(Records about charts and figures)
########
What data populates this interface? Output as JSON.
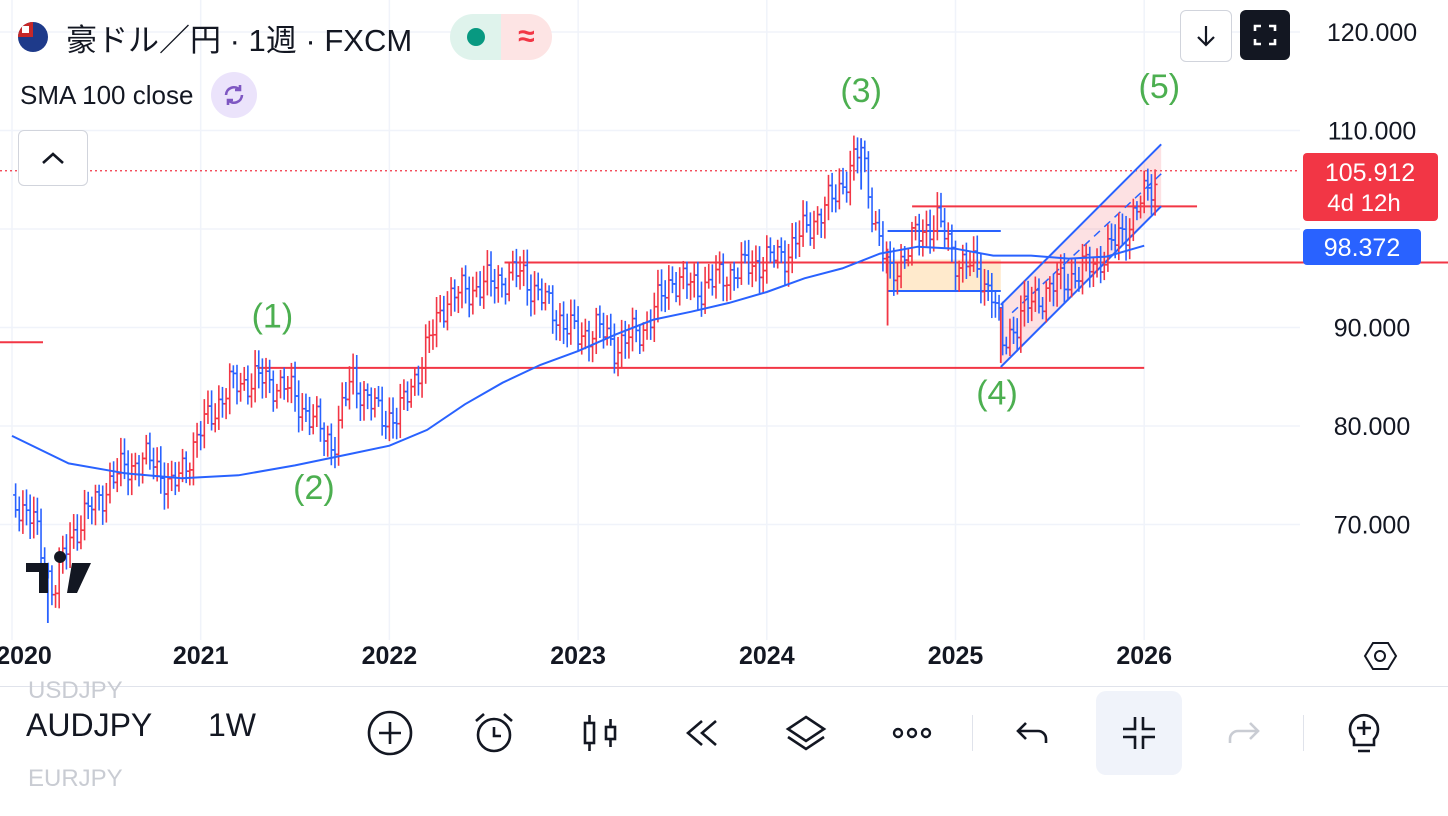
{
  "header": {
    "title": "豪ドル／円 · 1週 · FXCM",
    "indicator": "SMA 100 close"
  },
  "colors": {
    "up": "#f23645",
    "down": "#2962ff",
    "sma": "#2962ff",
    "wave_label": "#4caf50",
    "pill_green": "#089981",
    "pill_red": "#f23645"
  },
  "chart_data": {
    "type": "candlestick-bar",
    "symbol": "AUDJPY",
    "interval": "1W",
    "x_labels": [
      "2020",
      "2021",
      "2022",
      "2023",
      "2024",
      "2025",
      "2026"
    ],
    "y_ticks": [
      "120.000",
      "110.000",
      "90.000",
      "80.000",
      "70.000"
    ],
    "y_range": [
      60,
      120
    ],
    "last_price": "105.912",
    "countdown": "4d 12h",
    "sma_value": "98.372",
    "sma_series": [
      [
        2020.0,
        79.0
      ],
      [
        2020.3,
        76.2
      ],
      [
        2020.6,
        75.2
      ],
      [
        2020.9,
        74.7
      ],
      [
        2021.2,
        75.0
      ],
      [
        2021.5,
        76.0
      ],
      [
        2021.8,
        77.2
      ],
      [
        2022.0,
        78.0
      ],
      [
        2022.2,
        79.6
      ],
      [
        2022.4,
        82.2
      ],
      [
        2022.6,
        84.4
      ],
      [
        2022.8,
        86.2
      ],
      [
        2023.0,
        87.6
      ],
      [
        2023.2,
        89.3
      ],
      [
        2023.4,
        90.8
      ],
      [
        2023.6,
        91.6
      ],
      [
        2023.8,
        92.5
      ],
      [
        2024.0,
        93.6
      ],
      [
        2024.2,
        95.0
      ],
      [
        2024.4,
        96.0
      ],
      [
        2024.6,
        97.5
      ],
      [
        2024.8,
        98.2
      ],
      [
        2025.0,
        98.0
      ],
      [
        2025.2,
        97.3
      ],
      [
        2025.4,
        97.3
      ],
      [
        2025.6,
        97.0
      ],
      [
        2025.8,
        97.2
      ],
      [
        2026.0,
        98.3
      ]
    ],
    "price_series": [
      [
        2020.0,
        73.0
      ],
      [
        2020.12,
        70.0
      ],
      [
        2020.22,
        63.0
      ],
      [
        2020.3,
        68.5
      ],
      [
        2020.45,
        72.5
      ],
      [
        2020.6,
        76.0
      ],
      [
        2020.75,
        76.5
      ],
      [
        2020.85,
        73.5
      ],
      [
        2021.0,
        79.5
      ],
      [
        2021.15,
        84.0
      ],
      [
        2021.3,
        84.8
      ],
      [
        2021.45,
        84.0
      ],
      [
        2021.6,
        80.5
      ],
      [
        2021.7,
        78.0
      ],
      [
        2021.8,
        85.0
      ],
      [
        2021.95,
        81.0
      ],
      [
        2022.05,
        81.0
      ],
      [
        2022.2,
        88.0
      ],
      [
        2022.3,
        93.0
      ],
      [
        2022.45,
        94.0
      ],
      [
        2022.6,
        95.0
      ],
      [
        2022.7,
        95.5
      ],
      [
        2022.85,
        92.0
      ],
      [
        2023.0,
        89.0
      ],
      [
        2023.1,
        90.0
      ],
      [
        2023.2,
        88.0
      ],
      [
        2023.35,
        90.0
      ],
      [
        2023.5,
        95.0
      ],
      [
        2023.65,
        94.0
      ],
      [
        2023.8,
        95.5
      ],
      [
        2023.95,
        96.5
      ],
      [
        2024.1,
        97.5
      ],
      [
        2024.25,
        101.0
      ],
      [
        2024.35,
        103.0
      ],
      [
        2024.5,
        108.0
      ],
      [
        2024.58,
        100.0
      ],
      [
        2024.65,
        95.0
      ],
      [
        2024.78,
        99.0
      ],
      [
        2024.9,
        101.0
      ],
      [
        2025.0,
        97.0
      ],
      [
        2025.1,
        96.0
      ],
      [
        2025.2,
        93.5
      ],
      [
        2025.25,
        88.0
      ],
      [
        2025.35,
        91.5
      ],
      [
        2025.5,
        94.0
      ],
      [
        2025.65,
        95.5
      ],
      [
        2025.8,
        97.5
      ],
      [
        2025.9,
        100.0
      ],
      [
        2026.05,
        104.8
      ]
    ],
    "horizontal_lines": [
      96.6,
      85.9,
      102.3
    ],
    "wave_labels": [
      {
        "label": "(1)",
        "x": 2021.38,
        "y": 90.0
      },
      {
        "label": "(2)",
        "x": 2021.6,
        "y": 72.6
      },
      {
        "label": "(3)",
        "x": 2024.5,
        "y": 112.9
      },
      {
        "label": "(4)",
        "x": 2025.22,
        "y": 82.2
      },
      {
        "label": "(5)",
        "x": 2026.08,
        "y": 113.3
      }
    ]
  },
  "toolbar": {
    "symbol": "AUDJPY",
    "symbol_prev": "USDJPY",
    "symbol_next": "EURJPY",
    "timeframe": "1W"
  }
}
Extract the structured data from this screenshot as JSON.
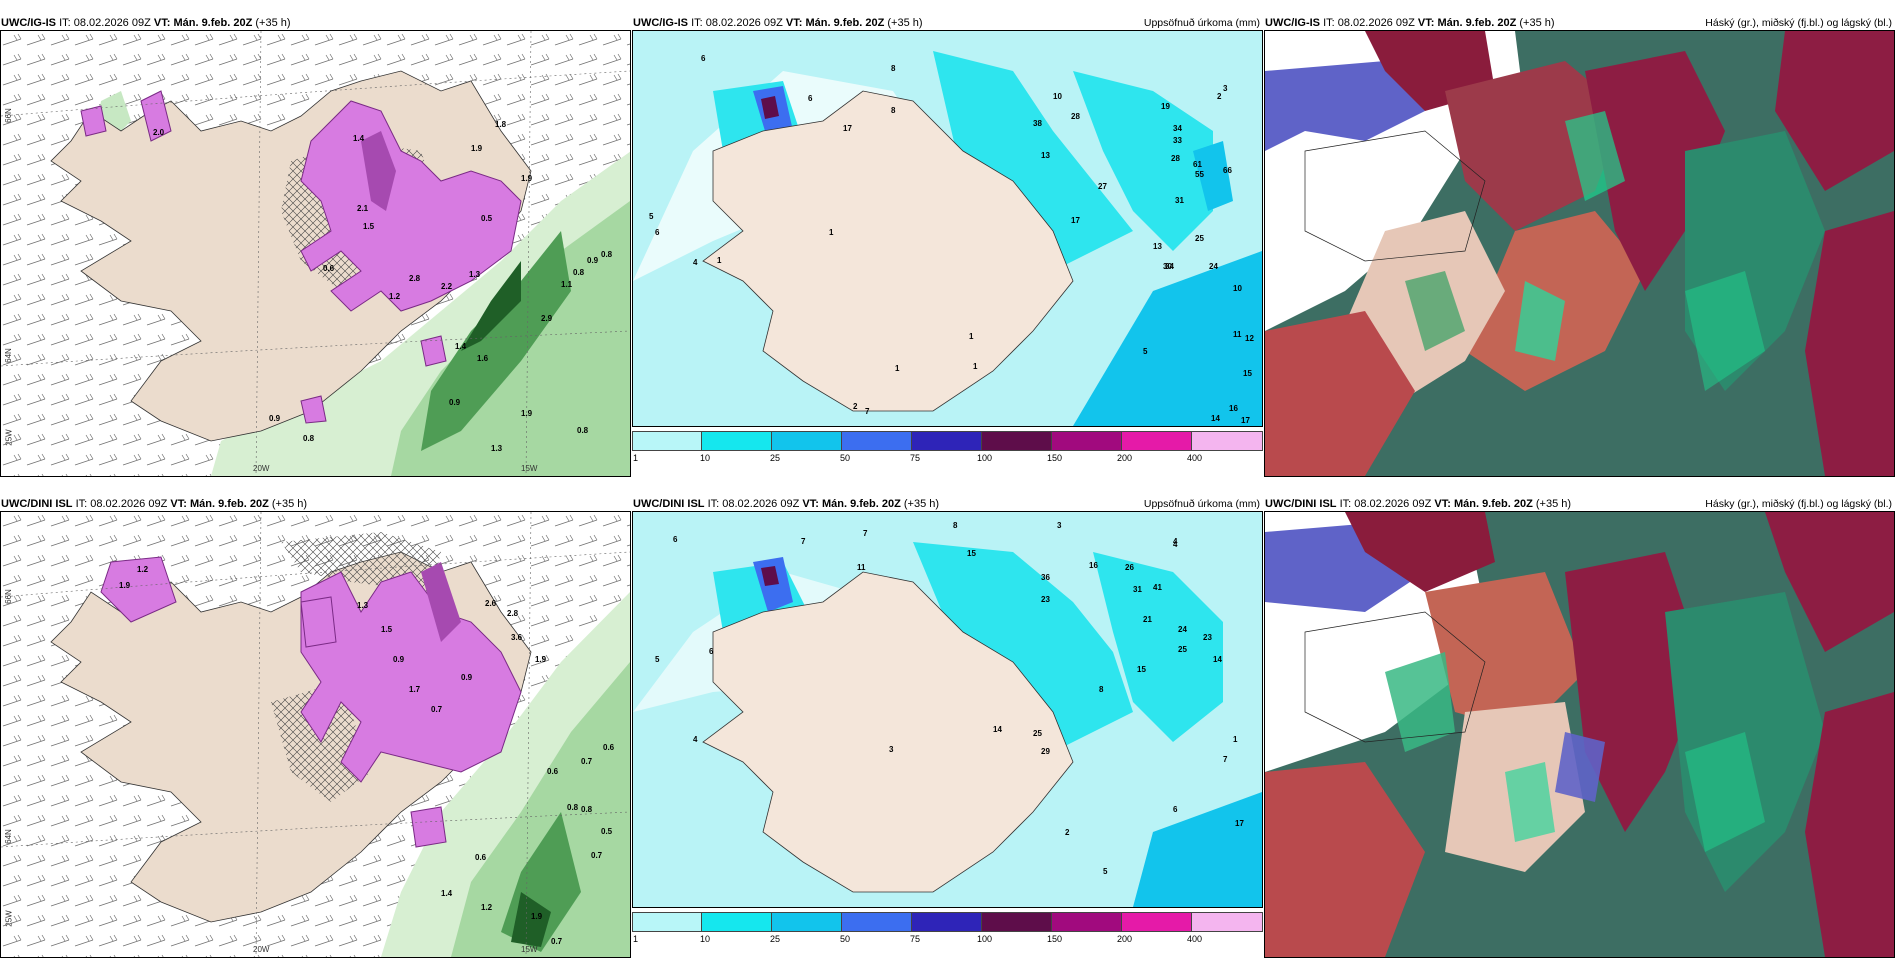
{
  "panels": [
    {
      "model": "UWC/IG-IS",
      "it_label": "IT:",
      "it_value": "08.02.2026 09Z",
      "vt_label": "VT:",
      "vt_value": "Mán. 9.feb. 20Z",
      "lead": "(+35 h)",
      "right_title": ""
    },
    {
      "model": "UWC/IG-IS",
      "it_label": "IT:",
      "it_value": "08.02.2026 09Z",
      "vt_label": "VT:",
      "vt_value": "Mán. 9.feb. 20Z",
      "lead": "(+35 h)",
      "right_title": "Uppsöfnuð úrkoma (mm)"
    },
    {
      "model": "UWC/IG-IS",
      "it_label": "IT:",
      "it_value": "08.02.2026 09Z",
      "vt_label": "VT:",
      "vt_value": "Mán. 9.feb. 20Z",
      "lead": "(+35 h)",
      "right_title": "Háský (gr.), miðský (fj.bl.) og lágský (bl.)"
    },
    {
      "model": "UWC/DINI ISL",
      "it_label": "IT:",
      "it_value": "08.02.2026 09Z",
      "vt_label": "VT:",
      "vt_value": "Mán. 9.feb. 20Z",
      "lead": "(+35 h)",
      "right_title": ""
    },
    {
      "model": "UWC/DINI ISL",
      "it_label": "IT:",
      "it_value": "08.02.2026 09Z",
      "vt_label": "VT:",
      "vt_value": "Mán. 9.feb. 20Z",
      "lead": "(+35 h)",
      "right_title": "Uppsöfnuð úrkoma (mm)"
    },
    {
      "model": "UWC/DINI ISL",
      "it_label": "IT:",
      "it_value": "08.02.2026 09Z",
      "vt_label": "VT:",
      "vt_value": "Mán. 9.feb. 20Z",
      "lead": "(+35 h)",
      "right_title": "Hásky (gr.), miðský (fj.bl.) og lágský (bl.)"
    }
  ],
  "axis_labels": {
    "lat_66": "66N",
    "lat_64": "64N",
    "lon_25": "25W",
    "lon_20": "20W",
    "lon_15": "15W"
  },
  "colorbar": {
    "ticks": [
      "1",
      "10",
      "25",
      "50",
      "75",
      "100",
      "150",
      "200",
      "400"
    ],
    "colors": [
      "#b8f6f8",
      "#15e7ee",
      "#12c4ec",
      "#3c6ef0",
      "#2e24b8",
      "#5e0d4a",
      "#a10a7e",
      "#e51aa8",
      "#f4b5ef"
    ]
  },
  "precip_numbers_top": [
    "6",
    "8",
    "3",
    "6",
    "10",
    "2",
    "19",
    "28",
    "8",
    "17",
    "38",
    "13",
    "34",
    "33",
    "28",
    "61",
    "55",
    "31",
    "66",
    "27",
    "17",
    "13",
    "25",
    "30",
    "34",
    "24",
    "10",
    "11",
    "12",
    "15",
    "16",
    "17",
    "14",
    "5",
    "1",
    "1",
    "2",
    "1",
    "1",
    "7",
    "5",
    "6",
    "4",
    "1"
  ],
  "precip_numbers_bottom": [
    "6",
    "7",
    "7",
    "8",
    "3",
    "4",
    "15",
    "11",
    "16",
    "26",
    "31",
    "41",
    "36",
    "23",
    "21",
    "24",
    "25",
    "14",
    "15",
    "23",
    "8",
    "4",
    "5",
    "4",
    "6",
    "7",
    "6",
    "17",
    "5",
    "2",
    "3",
    "1",
    "14",
    "25",
    "29"
  ],
  "snow_values_top": [
    "2.0",
    "1.4",
    "2.1",
    "1.5",
    "1.9",
    "0.6",
    "1.2",
    "2.8",
    "2.2",
    "1.3",
    "0.5",
    "1.9",
    "0.8",
    "0.9",
    "1.1",
    "0.8",
    "0.9",
    "2.9",
    "1.9",
    "1.3",
    "0.9",
    "0.8",
    "1.6",
    "1.4",
    "1.8",
    "0.8"
  ],
  "snow_values_bottom": [
    "1.2",
    "1.9",
    "1.3",
    "1.5",
    "0.9",
    "1.7",
    "0.7",
    "2.6",
    "2.8",
    "3.6",
    "1.9",
    "0.9",
    "0.6",
    "0.7",
    "0.8",
    "0.5",
    "0.6",
    "0.7",
    "0.6",
    "1.9",
    "0.7",
    "0.8",
    "1.4",
    "1.2"
  ]
}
########
*GOAL*
Show each line holding the word "miðský".

*CORRECT RESPONSE*
      "right_title": "Háský (gr.), miðský (fj.bl.) og lágský (bl.)"
      "right_title": "Hásky (gr.), miðský (fj.bl.) og lágský (bl.)"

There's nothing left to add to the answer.